===== Input for this task =====

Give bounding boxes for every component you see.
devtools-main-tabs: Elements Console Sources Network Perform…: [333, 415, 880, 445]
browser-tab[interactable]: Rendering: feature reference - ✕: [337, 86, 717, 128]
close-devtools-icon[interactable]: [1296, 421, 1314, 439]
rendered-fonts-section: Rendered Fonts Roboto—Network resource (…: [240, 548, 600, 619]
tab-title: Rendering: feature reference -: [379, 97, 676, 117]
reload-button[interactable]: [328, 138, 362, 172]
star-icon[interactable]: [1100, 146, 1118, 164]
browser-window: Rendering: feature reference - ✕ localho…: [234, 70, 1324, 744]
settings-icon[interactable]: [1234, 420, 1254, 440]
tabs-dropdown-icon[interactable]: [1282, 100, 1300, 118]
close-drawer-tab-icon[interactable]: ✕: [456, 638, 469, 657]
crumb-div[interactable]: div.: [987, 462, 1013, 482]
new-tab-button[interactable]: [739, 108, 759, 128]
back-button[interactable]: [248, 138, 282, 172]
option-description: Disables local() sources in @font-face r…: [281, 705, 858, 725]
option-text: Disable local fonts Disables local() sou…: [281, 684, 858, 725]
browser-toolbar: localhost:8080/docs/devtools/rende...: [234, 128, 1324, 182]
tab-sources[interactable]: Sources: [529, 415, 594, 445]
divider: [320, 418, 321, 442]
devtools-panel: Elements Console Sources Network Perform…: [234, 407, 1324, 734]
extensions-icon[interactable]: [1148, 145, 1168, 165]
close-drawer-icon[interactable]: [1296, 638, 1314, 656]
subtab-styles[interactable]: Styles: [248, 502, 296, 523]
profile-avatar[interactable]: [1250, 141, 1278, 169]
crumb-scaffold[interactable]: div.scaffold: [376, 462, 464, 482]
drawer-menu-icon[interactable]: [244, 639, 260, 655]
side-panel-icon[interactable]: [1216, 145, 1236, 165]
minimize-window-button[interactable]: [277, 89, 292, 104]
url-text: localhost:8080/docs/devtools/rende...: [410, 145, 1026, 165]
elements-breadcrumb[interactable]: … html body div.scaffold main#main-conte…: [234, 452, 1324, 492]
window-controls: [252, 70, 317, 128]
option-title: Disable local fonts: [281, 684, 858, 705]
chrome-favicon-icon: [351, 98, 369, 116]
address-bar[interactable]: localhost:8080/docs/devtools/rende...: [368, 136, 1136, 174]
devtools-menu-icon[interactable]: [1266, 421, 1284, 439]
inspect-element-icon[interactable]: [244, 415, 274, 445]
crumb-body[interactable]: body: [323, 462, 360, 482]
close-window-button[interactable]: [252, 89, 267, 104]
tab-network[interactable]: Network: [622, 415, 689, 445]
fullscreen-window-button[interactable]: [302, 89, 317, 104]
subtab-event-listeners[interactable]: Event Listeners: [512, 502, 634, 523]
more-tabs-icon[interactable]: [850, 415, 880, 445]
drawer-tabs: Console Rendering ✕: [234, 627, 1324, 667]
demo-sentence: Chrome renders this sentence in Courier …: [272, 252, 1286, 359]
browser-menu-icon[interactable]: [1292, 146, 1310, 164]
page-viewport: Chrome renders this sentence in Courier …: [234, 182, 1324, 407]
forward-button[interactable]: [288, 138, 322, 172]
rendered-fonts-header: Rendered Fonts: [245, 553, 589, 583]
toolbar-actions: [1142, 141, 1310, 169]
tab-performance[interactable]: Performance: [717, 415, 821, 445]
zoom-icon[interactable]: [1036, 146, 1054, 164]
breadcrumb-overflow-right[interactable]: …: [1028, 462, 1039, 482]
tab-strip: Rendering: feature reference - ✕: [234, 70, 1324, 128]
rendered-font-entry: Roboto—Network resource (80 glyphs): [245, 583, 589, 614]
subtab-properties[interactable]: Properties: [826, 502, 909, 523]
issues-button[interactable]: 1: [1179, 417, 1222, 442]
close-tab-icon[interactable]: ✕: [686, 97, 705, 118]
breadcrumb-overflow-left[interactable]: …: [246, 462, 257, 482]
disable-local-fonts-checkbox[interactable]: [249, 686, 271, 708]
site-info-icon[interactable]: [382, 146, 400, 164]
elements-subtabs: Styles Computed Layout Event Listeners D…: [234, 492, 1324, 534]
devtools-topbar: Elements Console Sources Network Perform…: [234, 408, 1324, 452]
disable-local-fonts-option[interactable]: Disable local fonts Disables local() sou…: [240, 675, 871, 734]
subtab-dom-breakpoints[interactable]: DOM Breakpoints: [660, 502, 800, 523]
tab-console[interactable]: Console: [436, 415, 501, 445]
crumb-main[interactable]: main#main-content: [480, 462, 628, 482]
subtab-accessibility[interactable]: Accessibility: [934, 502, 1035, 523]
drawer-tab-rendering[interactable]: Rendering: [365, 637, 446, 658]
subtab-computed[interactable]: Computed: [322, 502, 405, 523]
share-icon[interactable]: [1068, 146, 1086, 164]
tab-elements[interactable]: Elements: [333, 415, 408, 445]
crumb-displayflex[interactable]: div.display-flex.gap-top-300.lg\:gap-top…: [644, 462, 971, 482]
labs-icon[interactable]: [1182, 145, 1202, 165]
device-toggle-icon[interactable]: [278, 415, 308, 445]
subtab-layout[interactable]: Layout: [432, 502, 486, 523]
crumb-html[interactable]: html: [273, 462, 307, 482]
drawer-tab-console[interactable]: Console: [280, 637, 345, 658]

=====

Print every row above verbatim, in the same order.

## The reply:
Give bounding boxes for every component you see.
devtools-main-tabs: Elements Console Sources Network Perform…: [333, 415, 880, 445]
browser-tab[interactable]: Rendering: feature reference - ✕: [337, 86, 717, 128]
close-devtools-icon[interactable]: [1296, 421, 1314, 439]
rendered-fonts-section: Rendered Fonts Roboto—Network resource (…: [240, 548, 600, 619]
tab-title: Rendering: feature reference -: [379, 97, 676, 117]
reload-button[interactable]: [328, 138, 362, 172]
star-icon[interactable]: [1100, 146, 1118, 164]
browser-window: Rendering: feature reference - ✕ localho…: [234, 70, 1324, 744]
settings-icon[interactable]: [1234, 420, 1254, 440]
tabs-dropdown-icon[interactable]: [1282, 100, 1300, 118]
close-drawer-tab-icon[interactable]: ✕: [456, 638, 469, 657]
crumb-div[interactable]: div.: [987, 462, 1013, 482]
new-tab-button[interactable]: [739, 108, 759, 128]
back-button[interactable]: [248, 138, 282, 172]
option-description: Disables local() sources in @font-face r…: [281, 705, 858, 725]
option-text: Disable local fonts Disables local() sou…: [281, 684, 858, 725]
browser-toolbar: localhost:8080/docs/devtools/rende...: [234, 128, 1324, 182]
tab-sources[interactable]: Sources: [529, 415, 594, 445]
divider: [320, 418, 321, 442]
devtools-panel: Elements Console Sources Network Perform…: [234, 407, 1324, 734]
extensions-icon[interactable]: [1148, 145, 1168, 165]
close-drawer-icon[interactable]: [1296, 638, 1314, 656]
subtab-styles[interactable]: Styles: [248, 502, 296, 523]
profile-avatar[interactable]: [1250, 141, 1278, 169]
crumb-scaffold[interactable]: div.scaffold: [376, 462, 464, 482]
drawer-menu-icon[interactable]: [244, 639, 260, 655]
side-panel-icon[interactable]: [1216, 145, 1236, 165]
minimize-window-button[interactable]: [277, 89, 292, 104]
url-text: localhost:8080/docs/devtools/rende...: [410, 145, 1026, 165]
elements-breadcrumb[interactable]: … html body div.scaffold main#main-conte…: [234, 452, 1324, 492]
window-controls: [252, 70, 317, 128]
option-title: Disable local fonts: [281, 684, 858, 705]
chrome-favicon-icon: [351, 98, 369, 116]
address-bar[interactable]: localhost:8080/docs/devtools/rende...: [368, 136, 1136, 174]
devtools-menu-icon[interactable]: [1266, 421, 1284, 439]
inspect-element-icon[interactable]: [244, 415, 274, 445]
crumb-body[interactable]: body: [323, 462, 360, 482]
close-window-button[interactable]: [252, 89, 267, 104]
tab-network[interactable]: Network: [622, 415, 689, 445]
fullscreen-window-button[interactable]: [302, 89, 317, 104]
subtab-event-listeners[interactable]: Event Listeners: [512, 502, 634, 523]
more-tabs-icon[interactable]: [850, 415, 880, 445]
drawer-tabs: Console Rendering ✕: [234, 627, 1324, 667]
demo-sentence: Chrome renders this sentence in Courier …: [272, 252, 1286, 359]
browser-menu-icon[interactable]: [1292, 146, 1310, 164]
page-viewport: Chrome renders this sentence in Courier …: [234, 182, 1324, 407]
forward-button[interactable]: [288, 138, 322, 172]
rendered-fonts-header: Rendered Fonts: [245, 553, 589, 583]
toolbar-actions: [1142, 141, 1310, 169]
tab-performance[interactable]: Performance: [717, 415, 821, 445]
zoom-icon[interactable]: [1036, 146, 1054, 164]
breadcrumb-overflow-right[interactable]: …: [1028, 462, 1039, 482]
tab-strip: Rendering: feature reference - ✕: [234, 70, 1324, 128]
rendered-font-entry: Roboto—Network resource (80 glyphs): [245, 583, 589, 614]
subtab-properties[interactable]: Properties: [826, 502, 909, 523]
issues-button[interactable]: 1: [1179, 417, 1222, 442]
close-tab-icon[interactable]: ✕: [686, 97, 705, 118]
breadcrumb-overflow-left[interactable]: …: [246, 462, 257, 482]
disable-local-fonts-checkbox[interactable]: [249, 686, 271, 708]
site-info-icon[interactable]: [382, 146, 400, 164]
elements-subtabs: Styles Computed Layout Event Listeners D…: [234, 492, 1324, 534]
devtools-topbar: Elements Console Sources Network Perform…: [234, 408, 1324, 452]
disable-local-fonts-option[interactable]: Disable local fonts Disables local() sou…: [240, 675, 871, 734]
subtab-dom-breakpoints[interactable]: DOM Breakpoints: [660, 502, 800, 523]
tab-console[interactable]: Console: [436, 415, 501, 445]
crumb-main[interactable]: main#main-content: [480, 462, 628, 482]
subtab-accessibility[interactable]: Accessibility: [934, 502, 1035, 523]
drawer-tab-rendering[interactable]: Rendering: [365, 637, 446, 658]
subtab-computed[interactable]: Computed: [322, 502, 405, 523]
share-icon[interactable]: [1068, 146, 1086, 164]
tab-elements[interactable]: Elements: [333, 415, 408, 445]
crumb-displayflex[interactable]: div.display-flex.gap-top-300.lg\:gap-top…: [644, 462, 971, 482]
labs-icon[interactable]: [1182, 145, 1202, 165]
device-toggle-icon[interactable]: [278, 415, 308, 445]
subtab-layout[interactable]: Layout: [432, 502, 486, 523]
crumb-html[interactable]: html: [273, 462, 307, 482]
drawer-tab-console[interactable]: Console: [280, 637, 345, 658]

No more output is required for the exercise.